··· Data section
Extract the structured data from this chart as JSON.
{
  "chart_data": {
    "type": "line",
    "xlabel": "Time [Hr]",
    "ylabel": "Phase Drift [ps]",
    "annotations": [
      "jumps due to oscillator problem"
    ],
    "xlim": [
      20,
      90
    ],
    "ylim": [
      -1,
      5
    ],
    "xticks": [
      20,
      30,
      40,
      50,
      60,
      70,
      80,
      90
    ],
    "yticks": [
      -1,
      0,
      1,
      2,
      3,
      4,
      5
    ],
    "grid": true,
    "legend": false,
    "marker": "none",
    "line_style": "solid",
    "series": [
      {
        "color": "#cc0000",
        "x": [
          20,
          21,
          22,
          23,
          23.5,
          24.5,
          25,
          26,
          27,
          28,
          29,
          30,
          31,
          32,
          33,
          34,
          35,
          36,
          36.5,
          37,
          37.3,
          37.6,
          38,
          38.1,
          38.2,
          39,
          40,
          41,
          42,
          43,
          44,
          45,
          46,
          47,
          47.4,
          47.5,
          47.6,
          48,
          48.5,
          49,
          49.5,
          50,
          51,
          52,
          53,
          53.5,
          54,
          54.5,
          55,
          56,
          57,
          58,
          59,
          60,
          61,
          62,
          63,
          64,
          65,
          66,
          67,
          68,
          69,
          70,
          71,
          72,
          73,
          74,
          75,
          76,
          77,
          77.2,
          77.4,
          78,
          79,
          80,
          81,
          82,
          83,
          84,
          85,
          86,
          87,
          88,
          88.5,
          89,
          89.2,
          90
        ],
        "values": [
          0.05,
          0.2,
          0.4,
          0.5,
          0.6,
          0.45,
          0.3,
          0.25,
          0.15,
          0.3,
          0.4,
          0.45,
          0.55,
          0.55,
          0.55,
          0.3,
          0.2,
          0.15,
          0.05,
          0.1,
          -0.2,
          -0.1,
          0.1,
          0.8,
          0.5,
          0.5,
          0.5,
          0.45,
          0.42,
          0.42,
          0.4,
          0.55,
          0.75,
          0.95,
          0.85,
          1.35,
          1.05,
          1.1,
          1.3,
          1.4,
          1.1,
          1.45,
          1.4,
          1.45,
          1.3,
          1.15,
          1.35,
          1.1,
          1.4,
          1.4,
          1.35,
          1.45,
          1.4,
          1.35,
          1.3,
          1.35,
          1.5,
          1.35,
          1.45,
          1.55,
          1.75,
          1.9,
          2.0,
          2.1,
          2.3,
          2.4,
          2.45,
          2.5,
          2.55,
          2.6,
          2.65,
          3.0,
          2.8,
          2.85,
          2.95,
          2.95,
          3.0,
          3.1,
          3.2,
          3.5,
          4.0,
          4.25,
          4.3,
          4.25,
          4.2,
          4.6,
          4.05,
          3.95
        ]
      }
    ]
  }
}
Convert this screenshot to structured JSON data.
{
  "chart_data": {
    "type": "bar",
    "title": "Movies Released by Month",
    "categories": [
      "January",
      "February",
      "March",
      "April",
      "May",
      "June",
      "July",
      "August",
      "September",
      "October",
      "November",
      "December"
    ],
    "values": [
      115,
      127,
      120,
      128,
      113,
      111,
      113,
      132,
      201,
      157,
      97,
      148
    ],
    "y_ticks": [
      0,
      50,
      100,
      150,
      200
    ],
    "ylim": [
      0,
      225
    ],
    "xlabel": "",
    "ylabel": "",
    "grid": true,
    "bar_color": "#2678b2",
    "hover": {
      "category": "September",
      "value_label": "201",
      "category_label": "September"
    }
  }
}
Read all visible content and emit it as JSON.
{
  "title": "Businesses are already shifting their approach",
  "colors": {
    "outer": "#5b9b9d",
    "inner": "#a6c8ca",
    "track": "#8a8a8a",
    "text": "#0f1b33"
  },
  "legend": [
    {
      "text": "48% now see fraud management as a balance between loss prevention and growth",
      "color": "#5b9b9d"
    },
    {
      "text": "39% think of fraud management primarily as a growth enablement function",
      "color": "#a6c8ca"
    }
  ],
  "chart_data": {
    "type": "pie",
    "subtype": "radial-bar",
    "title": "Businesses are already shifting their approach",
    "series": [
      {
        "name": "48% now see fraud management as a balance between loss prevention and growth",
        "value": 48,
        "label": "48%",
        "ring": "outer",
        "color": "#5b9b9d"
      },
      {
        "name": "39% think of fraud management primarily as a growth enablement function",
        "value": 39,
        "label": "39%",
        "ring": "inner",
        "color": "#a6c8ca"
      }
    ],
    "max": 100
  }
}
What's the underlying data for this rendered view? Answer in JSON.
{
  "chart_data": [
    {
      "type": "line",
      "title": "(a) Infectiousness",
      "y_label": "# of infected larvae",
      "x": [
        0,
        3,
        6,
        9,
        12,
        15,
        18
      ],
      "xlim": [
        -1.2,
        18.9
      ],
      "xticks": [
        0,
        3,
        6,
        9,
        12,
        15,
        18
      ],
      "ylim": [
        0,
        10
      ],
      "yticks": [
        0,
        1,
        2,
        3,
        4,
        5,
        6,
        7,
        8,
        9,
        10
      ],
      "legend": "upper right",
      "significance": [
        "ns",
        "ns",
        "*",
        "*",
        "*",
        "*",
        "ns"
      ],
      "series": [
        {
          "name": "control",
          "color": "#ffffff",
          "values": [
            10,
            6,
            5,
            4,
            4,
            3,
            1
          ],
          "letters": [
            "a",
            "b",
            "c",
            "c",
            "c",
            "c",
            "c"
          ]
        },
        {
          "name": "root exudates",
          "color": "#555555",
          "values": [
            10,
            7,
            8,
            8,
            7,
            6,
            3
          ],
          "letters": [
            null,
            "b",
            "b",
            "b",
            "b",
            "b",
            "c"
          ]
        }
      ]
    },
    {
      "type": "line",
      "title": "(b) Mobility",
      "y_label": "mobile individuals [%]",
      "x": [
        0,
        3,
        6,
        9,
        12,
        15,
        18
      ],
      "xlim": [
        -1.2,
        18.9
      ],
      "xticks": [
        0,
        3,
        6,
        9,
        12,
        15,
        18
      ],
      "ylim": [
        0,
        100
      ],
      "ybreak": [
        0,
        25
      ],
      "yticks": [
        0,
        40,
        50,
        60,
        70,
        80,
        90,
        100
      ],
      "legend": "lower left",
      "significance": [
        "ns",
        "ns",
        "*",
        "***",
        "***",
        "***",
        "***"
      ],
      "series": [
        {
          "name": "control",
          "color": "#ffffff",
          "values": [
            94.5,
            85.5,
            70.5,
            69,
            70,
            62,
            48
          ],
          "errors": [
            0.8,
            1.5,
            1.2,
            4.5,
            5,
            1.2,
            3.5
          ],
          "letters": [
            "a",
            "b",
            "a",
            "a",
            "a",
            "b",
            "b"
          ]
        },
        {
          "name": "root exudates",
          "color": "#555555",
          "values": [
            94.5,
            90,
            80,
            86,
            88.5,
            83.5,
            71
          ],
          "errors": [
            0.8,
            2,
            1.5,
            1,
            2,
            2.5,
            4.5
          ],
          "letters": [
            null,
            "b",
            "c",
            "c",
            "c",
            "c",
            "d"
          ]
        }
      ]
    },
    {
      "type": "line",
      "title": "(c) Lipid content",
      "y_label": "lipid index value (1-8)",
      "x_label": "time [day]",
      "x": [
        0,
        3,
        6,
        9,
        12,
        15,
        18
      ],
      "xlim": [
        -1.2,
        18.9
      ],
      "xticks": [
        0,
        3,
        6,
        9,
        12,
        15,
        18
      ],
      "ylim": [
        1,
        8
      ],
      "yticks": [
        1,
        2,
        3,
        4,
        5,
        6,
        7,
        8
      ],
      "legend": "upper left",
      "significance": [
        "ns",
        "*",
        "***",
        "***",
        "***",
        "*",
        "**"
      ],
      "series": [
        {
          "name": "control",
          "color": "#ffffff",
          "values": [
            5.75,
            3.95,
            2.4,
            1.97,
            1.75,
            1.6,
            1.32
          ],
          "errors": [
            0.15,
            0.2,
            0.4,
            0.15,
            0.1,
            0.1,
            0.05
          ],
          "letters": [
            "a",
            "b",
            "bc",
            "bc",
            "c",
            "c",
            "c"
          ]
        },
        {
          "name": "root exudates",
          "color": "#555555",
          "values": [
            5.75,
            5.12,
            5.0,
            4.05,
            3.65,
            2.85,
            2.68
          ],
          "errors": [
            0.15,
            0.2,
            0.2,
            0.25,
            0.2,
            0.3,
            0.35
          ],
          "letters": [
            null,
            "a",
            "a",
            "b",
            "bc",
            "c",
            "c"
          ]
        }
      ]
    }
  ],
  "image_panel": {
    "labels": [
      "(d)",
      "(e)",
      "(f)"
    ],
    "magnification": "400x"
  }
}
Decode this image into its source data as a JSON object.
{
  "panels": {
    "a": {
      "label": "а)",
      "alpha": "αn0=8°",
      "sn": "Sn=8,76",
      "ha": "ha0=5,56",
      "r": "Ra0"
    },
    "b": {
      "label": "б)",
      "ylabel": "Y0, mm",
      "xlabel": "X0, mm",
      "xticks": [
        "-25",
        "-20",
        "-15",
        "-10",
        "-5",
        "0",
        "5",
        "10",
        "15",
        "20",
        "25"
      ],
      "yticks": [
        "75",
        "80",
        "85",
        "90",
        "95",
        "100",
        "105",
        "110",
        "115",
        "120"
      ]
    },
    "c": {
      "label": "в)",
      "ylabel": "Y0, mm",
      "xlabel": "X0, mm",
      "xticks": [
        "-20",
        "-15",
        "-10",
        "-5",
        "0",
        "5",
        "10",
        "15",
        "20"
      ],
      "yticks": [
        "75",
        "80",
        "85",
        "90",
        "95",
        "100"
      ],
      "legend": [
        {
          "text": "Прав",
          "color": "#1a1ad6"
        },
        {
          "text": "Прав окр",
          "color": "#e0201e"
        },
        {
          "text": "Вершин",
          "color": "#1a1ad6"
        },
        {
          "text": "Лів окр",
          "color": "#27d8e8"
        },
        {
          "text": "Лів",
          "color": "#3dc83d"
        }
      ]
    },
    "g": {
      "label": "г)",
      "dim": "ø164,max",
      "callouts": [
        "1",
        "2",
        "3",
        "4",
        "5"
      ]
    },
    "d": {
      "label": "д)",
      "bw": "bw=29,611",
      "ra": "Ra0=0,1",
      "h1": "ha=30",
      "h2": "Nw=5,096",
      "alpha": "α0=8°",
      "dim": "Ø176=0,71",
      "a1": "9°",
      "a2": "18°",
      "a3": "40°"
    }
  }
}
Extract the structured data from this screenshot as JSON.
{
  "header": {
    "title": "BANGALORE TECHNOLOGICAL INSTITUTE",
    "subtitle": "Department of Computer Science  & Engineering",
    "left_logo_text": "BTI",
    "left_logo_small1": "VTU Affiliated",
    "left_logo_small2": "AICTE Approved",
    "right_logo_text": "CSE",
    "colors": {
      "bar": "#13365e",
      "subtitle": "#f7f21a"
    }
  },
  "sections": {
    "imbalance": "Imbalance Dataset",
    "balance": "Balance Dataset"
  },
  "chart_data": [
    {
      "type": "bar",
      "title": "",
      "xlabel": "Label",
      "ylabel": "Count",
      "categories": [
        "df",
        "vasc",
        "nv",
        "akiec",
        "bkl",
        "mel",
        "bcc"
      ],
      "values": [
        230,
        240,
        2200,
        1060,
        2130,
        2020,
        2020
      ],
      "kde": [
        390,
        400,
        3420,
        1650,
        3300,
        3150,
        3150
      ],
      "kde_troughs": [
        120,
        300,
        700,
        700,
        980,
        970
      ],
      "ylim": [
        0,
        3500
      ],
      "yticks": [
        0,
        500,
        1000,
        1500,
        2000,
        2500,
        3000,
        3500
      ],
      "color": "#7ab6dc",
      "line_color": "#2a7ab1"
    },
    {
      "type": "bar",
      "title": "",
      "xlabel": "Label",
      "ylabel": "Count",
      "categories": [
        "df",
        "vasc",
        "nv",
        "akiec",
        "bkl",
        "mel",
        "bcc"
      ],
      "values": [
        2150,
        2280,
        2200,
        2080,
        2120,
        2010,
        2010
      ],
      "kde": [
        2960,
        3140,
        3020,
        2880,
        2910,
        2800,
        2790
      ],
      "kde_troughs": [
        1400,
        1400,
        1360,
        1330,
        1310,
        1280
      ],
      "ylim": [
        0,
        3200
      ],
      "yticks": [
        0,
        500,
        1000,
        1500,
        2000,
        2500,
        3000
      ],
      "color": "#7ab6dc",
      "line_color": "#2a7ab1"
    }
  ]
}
······
Show all lines above holding "shifting".

## [Solution]
  "title": "Businesses are already shifting their approach",
    "title": "Businesses are already shifting their approach",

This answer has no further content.